## START Records shown

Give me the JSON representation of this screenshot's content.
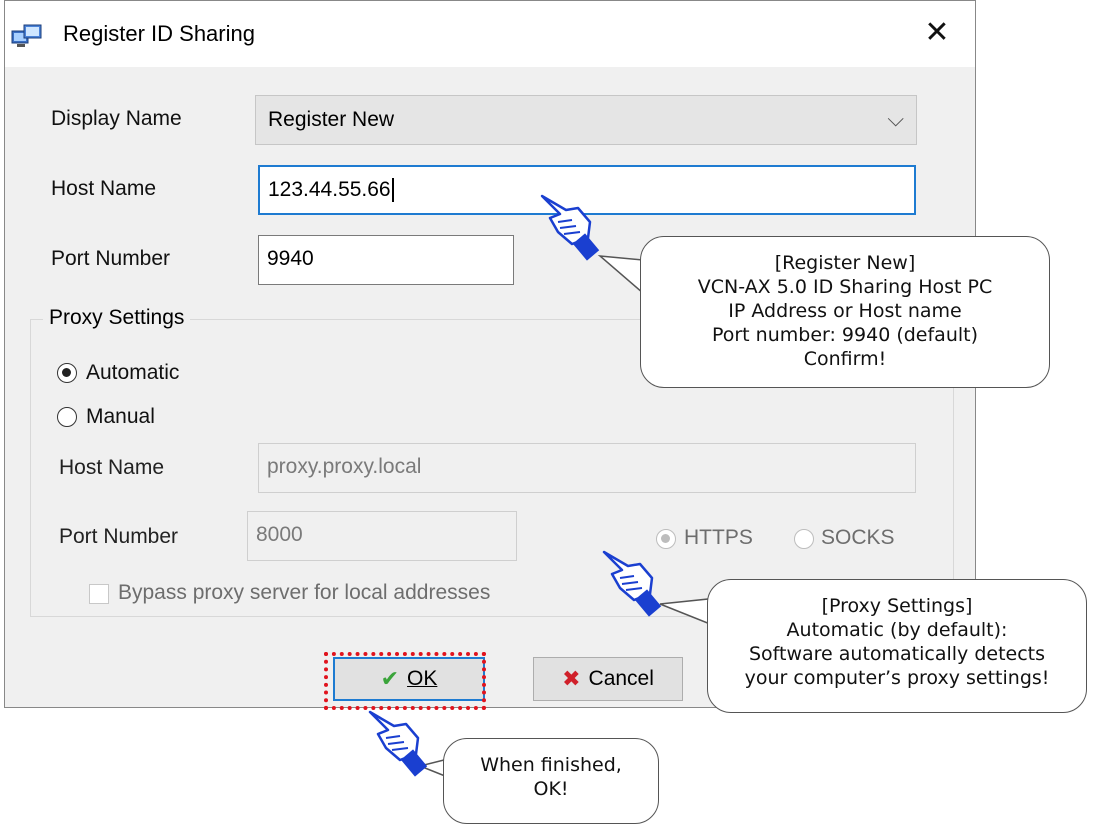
{
  "window": {
    "title": "Register ID Sharing",
    "close_symbol": "✕"
  },
  "form": {
    "display_name_label": "Display Name",
    "display_name_value": "Register New",
    "host_name_label": "Host Name",
    "host_name_value": "123.44.55.66",
    "port_number_label": "Port Number",
    "port_number_value": "9940"
  },
  "proxy": {
    "group_label": "Proxy Settings",
    "automatic_label": "Automatic",
    "manual_label": "Manual",
    "selected": "Automatic",
    "host_name_label": "Host Name",
    "host_name_value": "proxy.proxy.local",
    "port_number_label": "Port Number",
    "port_number_value": "8000",
    "https_label": "HTTPS",
    "socks_label": "SOCKS",
    "bypass_label": "Bypass proxy server for local addresses"
  },
  "buttons": {
    "ok_label": "OK",
    "cancel_label": "Cancel"
  },
  "callouts": {
    "register": [
      "[Register New]",
      "VCN-AX 5.0 ID Sharing Host PC",
      "IP Address or Host name",
      "Port number: 9940 (default)",
      "Confirm!"
    ],
    "proxy": [
      "[Proxy Settings]",
      "Automatic (by default):",
      "Software automatically detects",
      "your computer’s proxy settings!"
    ],
    "finish": [
      "When finished,",
      "OK!"
    ]
  },
  "colors": {
    "accent": "#1e7bd1",
    "highlight": "#e0141e",
    "hand": "#1a3fd0"
  }
}
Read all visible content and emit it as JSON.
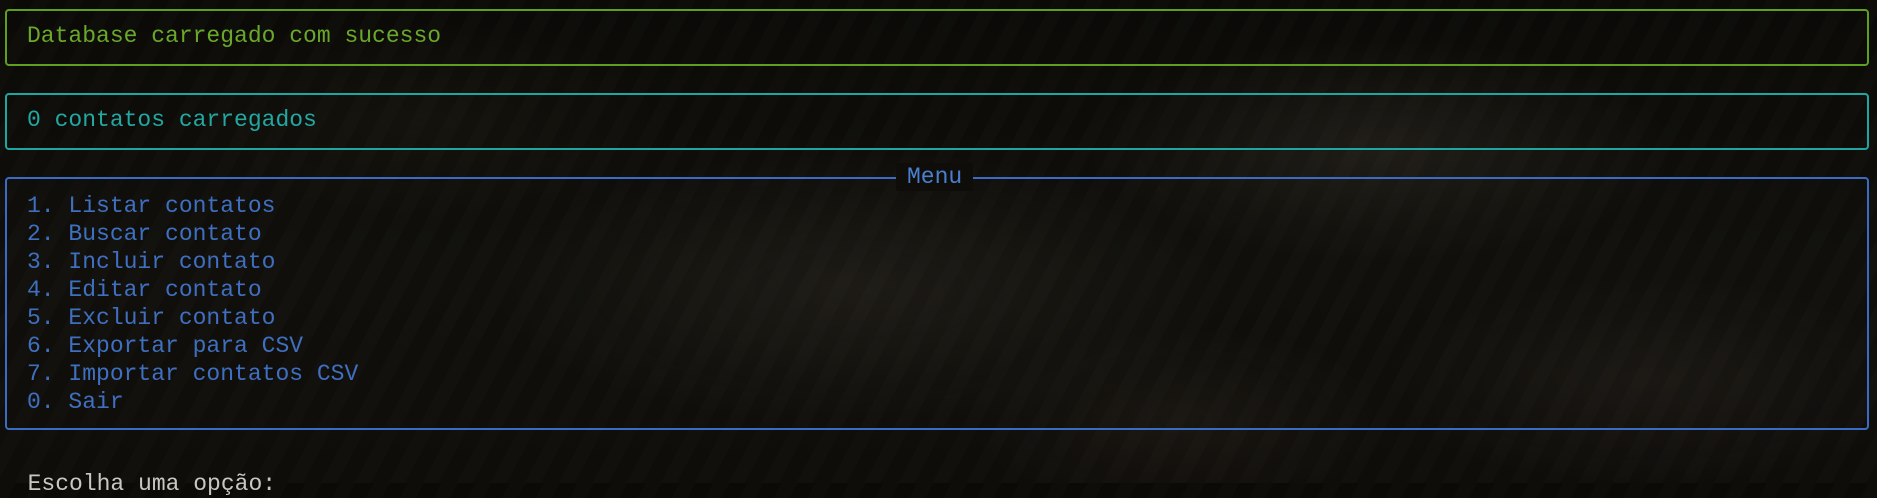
{
  "status": {
    "message": "Database carregado com sucesso"
  },
  "contacts": {
    "message": "0 contatos carregados"
  },
  "menu": {
    "title": "Menu",
    "items": [
      {
        "label": "1. Listar contatos"
      },
      {
        "label": "2. Buscar contato"
      },
      {
        "label": "3. Incluir contato"
      },
      {
        "label": "4. Editar contato"
      },
      {
        "label": "5. Excluir contato"
      },
      {
        "label": "6. Exportar para CSV"
      },
      {
        "label": "7. Importar contatos CSV"
      },
      {
        "label": "0. Sair"
      }
    ]
  },
  "prompt": {
    "text": "Escolha uma opção:"
  },
  "colors": {
    "status_border": "#5f9f1f",
    "count_border": "#1ea7a0",
    "menu_border": "#3a6cc4",
    "prompt_text": "#c8c8c0"
  }
}
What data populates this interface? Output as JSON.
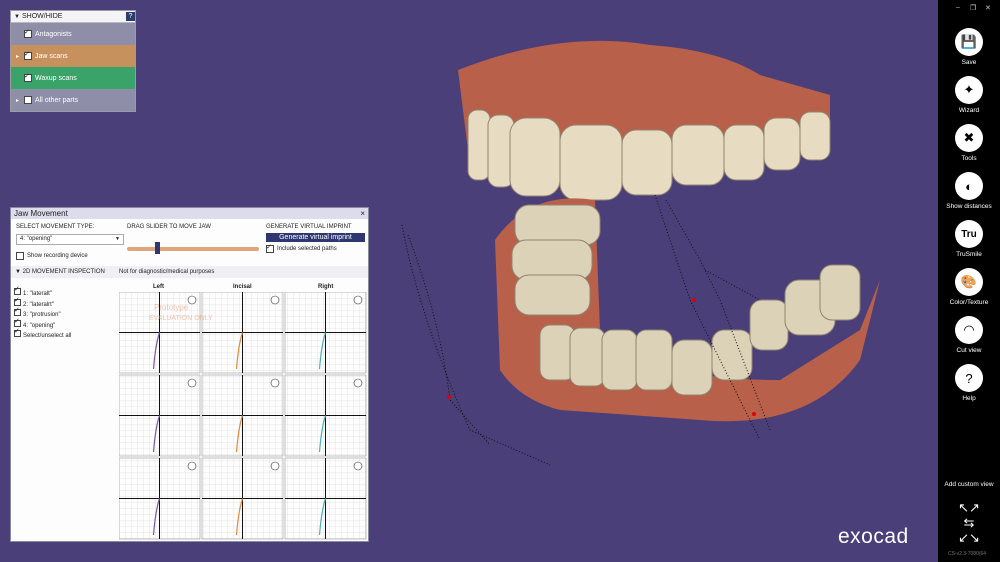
{
  "show_hide": {
    "title": "SHOW/HIDE",
    "help": "?",
    "items": [
      {
        "label": "Antagonists",
        "checked": true,
        "expander": false,
        "color": "#8e8ea8"
      },
      {
        "label": "Jaw scans",
        "checked": true,
        "expander": true,
        "color": "#c7915e"
      },
      {
        "label": "Waxup scans",
        "checked": true,
        "expander": false,
        "color": "#3aa36a"
      },
      {
        "label": "All other parts",
        "checked": false,
        "expander": true,
        "color": "#8e8ea8"
      }
    ]
  },
  "jaw_movement": {
    "title": "Jaw Movement",
    "close": "×",
    "select_type_label": "SELECT MOVEMENT TYPE:",
    "select_value": "4: \"opening\"",
    "show_recording_label": "Show recording device",
    "drag_slider_label": "DRAG SLIDER TO MOVE JAW",
    "slider_position": 0.25,
    "generate_label": "GENERATE VIRTUAL IMPRINT",
    "generate_button": "Generate virtual imprint",
    "include_paths_label": "Include selected paths",
    "inspection_label": "2D MOVEMENT INSPECTION",
    "disclaimer": "Not for diagnostic/medical purposes",
    "movements": [
      "1: \"lateralt\"",
      "2: \"lateralrt\"",
      "3: \"protrusion\"",
      "4: \"opening\"",
      "Select/unselect all"
    ],
    "columns": [
      "Left",
      "Incisal",
      "Right"
    ],
    "watermark_line1": "Prototype",
    "watermark_line2": "EVALUATION ONLY"
  },
  "toolbar": {
    "items": [
      {
        "label": "Save",
        "icon": "save-icon",
        "glyph": "💾"
      },
      {
        "label": "Wizard",
        "icon": "wizard-icon",
        "glyph": "✦"
      },
      {
        "label": "Tools",
        "icon": "tools-icon",
        "glyph": "✖"
      },
      {
        "label": "Show distances",
        "icon": "distances-icon",
        "glyph": "◐"
      },
      {
        "label": "TruSmile",
        "icon": "trusmile-icon",
        "glyph": "Tru"
      },
      {
        "label": "Color/Texture",
        "icon": "palette-icon",
        "glyph": "🎨"
      },
      {
        "label": "Cut view",
        "icon": "cut-view-icon",
        "glyph": "◠"
      },
      {
        "label": "Help",
        "icon": "help-icon",
        "glyph": "?"
      }
    ],
    "add_custom_view": "Add custom view"
  },
  "window": {
    "minimize": "–",
    "restore": "❐",
    "close": "✕"
  },
  "brand": {
    "logo": "exocad",
    "version": "CS-v2.3-7080(64"
  },
  "colors": {
    "background": "#4b3f7a",
    "accent": "#2f3770"
  }
}
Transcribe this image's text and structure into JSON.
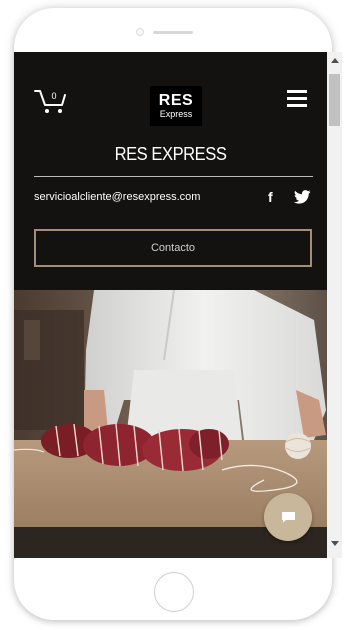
{
  "header": {
    "logo": {
      "line1": "RES",
      "line2": "Express"
    },
    "site_title": "RES EXPRESS",
    "cart_count": "0",
    "email": "servicioalcliente@resexpress.com",
    "social": {
      "facebook": "f"
    },
    "contact_label": "Contacto"
  },
  "hero": {
    "icon": "butcher-tying-meat-image"
  },
  "chat": {
    "icon": "chat-icon"
  },
  "colors": {
    "background": "#141210",
    "accent": "#a38f77",
    "chat_button": "#c9b79c"
  }
}
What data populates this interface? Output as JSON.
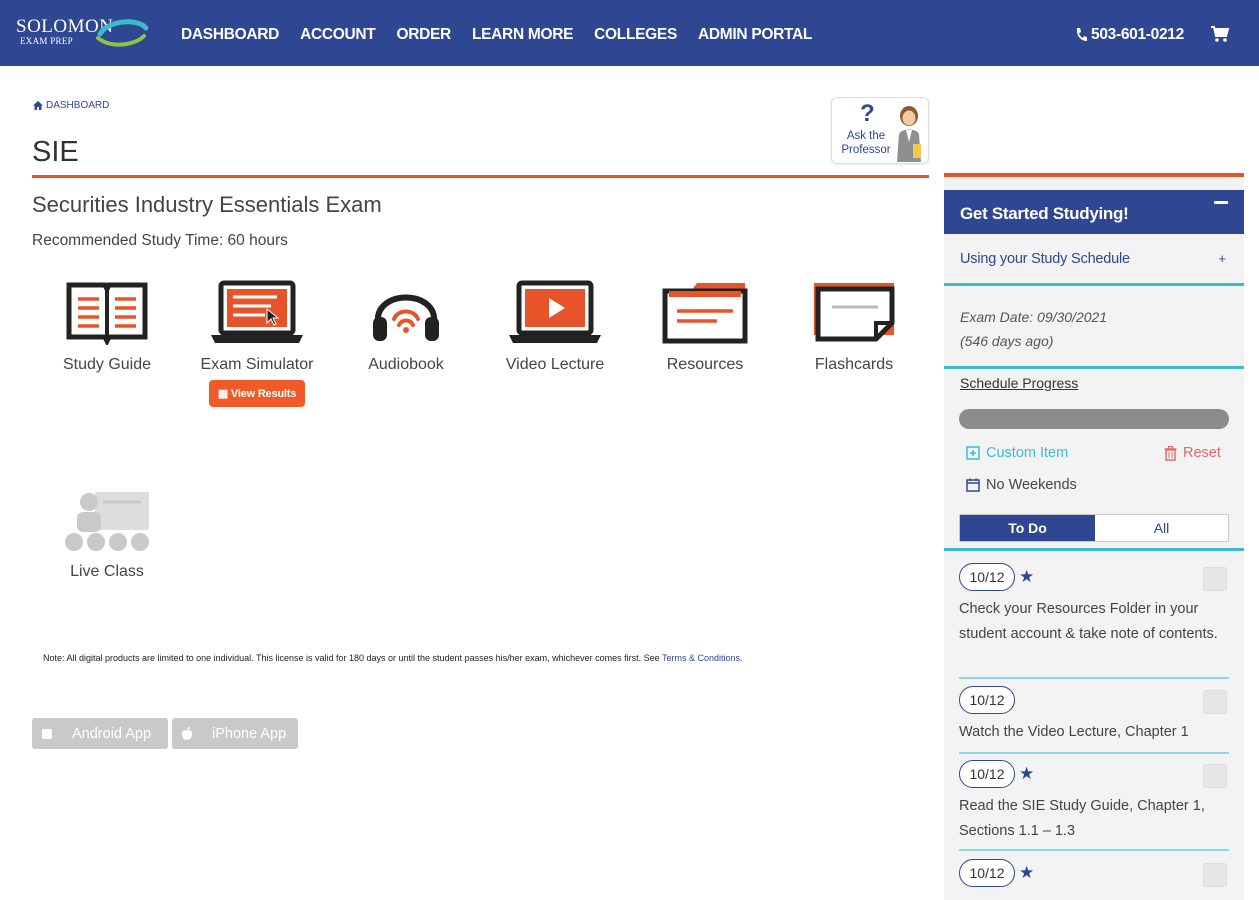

## END Records shown

### Task to carry out
Transcribe all the records above word for word, without their images.

### Full answer
Give me the JSON representation of this screenshot's content.
{
  "window": {
    "title": "Register ID Sharing",
    "close_symbol": "✕"
  },
  "form": {
    "display_name_label": "Display Name",
    "display_name_value": "Register New",
    "host_name_label": "Host Name",
    "host_name_value": "123.44.55.66",
    "port_number_label": "Port Number",
    "port_number_value": "9940"
  },
  "proxy": {
    "group_label": "Proxy Settings",
    "automatic_label": "Automatic",
    "manual_label": "Manual",
    "selected": "Automatic",
    "host_name_label": "Host Name",
    "host_name_value": "proxy.proxy.local",
    "port_number_label": "Port Number",
    "port_number_value": "8000",
    "https_label": "HTTPS",
    "socks_label": "SOCKS",
    "bypass_label": "Bypass proxy server for local addresses"
  },
  "buttons": {
    "ok_label": "OK",
    "cancel_label": "Cancel"
  },
  "callouts": {
    "register": [
      "[Register New]",
      "VCN-AX 5.0 ID Sharing Host PC",
      "IP Address or Host name",
      "Port number: 9940 (default)",
      "Confirm!"
    ],
    "proxy": [
      "[Proxy Settings]",
      "Automatic (by default):",
      "Software automatically detects",
      "your computer’s proxy settings!"
    ],
    "finish": [
      "When finished,",
      "OK!"
    ]
  },
  "colors": {
    "accent": "#1e7bd1",
    "highlight": "#e0141e",
    "hand": "#1a3fd0"
  }
}
Read all visible content and emit it as JSON.
{
  "status": {
    "message": "Database carregado com sucesso"
  },
  "contacts": {
    "message": "0 contatos carregados"
  },
  "menu": {
    "title": "Menu",
    "items": [
      {
        "label": "1. Listar contatos"
      },
      {
        "label": "2. Buscar contato"
      },
      {
        "label": "3. Incluir contato"
      },
      {
        "label": "4. Editar contato"
      },
      {
        "label": "5. Excluir contato"
      },
      {
        "label": "6. Exportar para CSV"
      },
      {
        "label": "7. Importar contatos CSV"
      },
      {
        "label": "0. Sair"
      }
    ]
  },
  "prompt": {
    "text": "Escolha uma opção:"
  },
  "colors": {
    "status_border": "#5f9f1f",
    "count_border": "#1ea7a0",
    "menu_border": "#3a6cc4",
    "prompt_text": "#c8c8c0"
  }
}
What data populates this interface? Output as JSON.
{
  "show_hide": {
    "title": "SHOW/HIDE",
    "help": "?",
    "items": [
      {
        "label": "Antagonists",
        "checked": true,
        "expander": false,
        "color": "#8e8ea8"
      },
      {
        "label": "Jaw scans",
        "checked": true,
        "expander": true,
        "color": "#c7915e"
      },
      {
        "label": "Waxup scans",
        "checked": true,
        "expander": false,
        "color": "#3aa36a"
      },
      {
        "label": "All other parts",
        "checked": false,
        "expander": true,
        "color": "#8e8ea8"
      }
    ]
  },
  "jaw_movement": {
    "title": "Jaw Movement",
    "close": "×",
    "select_type_label": "SELECT MOVEMENT TYPE:",
    "select_value": "4: \"opening\"",
    "show_recording_label": "Show recording device",
    "drag_slider_label": "DRAG SLIDER TO MOVE JAW",
    "slider_position": 0.25,
    "generate_label": "GENERATE VIRTUAL IMPRINT",
    "generate_button": "Generate virtual imprint",
    "include_paths_label": "Include selected paths",
    "inspection_label": "2D MOVEMENT INSPECTION",
    "disclaimer": "Not for diagnostic/medical purposes",
    "movements": [
      "1: \"lateralt\"",
      "2: \"lateralrt\"",
      "3: \"protrusion\"",
      "4: \"opening\"",
      "Select/unselect all"
    ],
    "columns": [
      "Left",
      "Incisal",
      "Right"
    ],
    "watermark_line1": "Prototype",
    "watermark_line2": "EVALUATION ONLY"
  },
  "toolbar": {
    "items": [
      {
        "label": "Save",
        "icon": "save-icon",
        "glyph": "💾"
      },
      {
        "label": "Wizard",
        "icon": "wizard-icon",
        "glyph": "✦"
      },
      {
        "label": "Tools",
        "icon": "tools-icon",
        "glyph": "✖"
      },
      {
        "label": "Show distances",
        "icon": "distances-icon",
        "glyph": "◐"
      },
      {
        "label": "TruSmile",
        "icon": "trusmile-icon",
        "glyph": "Tru"
      },
      {
        "label": "Color/Texture",
        "icon": "palette-icon",
        "glyph": "🎨"
      },
      {
        "label": "Cut view",
        "icon": "cut-view-icon",
        "glyph": "◠"
      },
      {
        "label": "Help",
        "icon": "help-icon",
        "glyph": "?"
      }
    ],
    "add_custom_view": "Add custom view"
  },
  "window": {
    "minimize": "–",
    "restore": "❐",
    "close": "✕"
  },
  "brand": {
    "logo": "exocad",
    "version": "CS-v2.3-7080(64"
  },
  "colors": {
    "background": "#4b3f7a",
    "accent": "#2f3770"
  }
}
Transcribe this image's text and structure into JSON.
{
  "header": {
    "logo": {
      "line1": "RES",
      "line2": "Express"
    },
    "site_title": "RES EXPRESS",
    "cart_count": "0",
    "email": "servicioalcliente@resexpress.com",
    "social": {
      "facebook": "f"
    },
    "contact_label": "Contacto"
  },
  "hero": {
    "icon": "butcher-tying-meat-image"
  },
  "chat": {
    "icon": "chat-icon"
  },
  "colors": {
    "background": "#141210",
    "accent": "#a38f77",
    "chat_button": "#c9b79c"
  }
}
What data populates this interface? Output as JSON.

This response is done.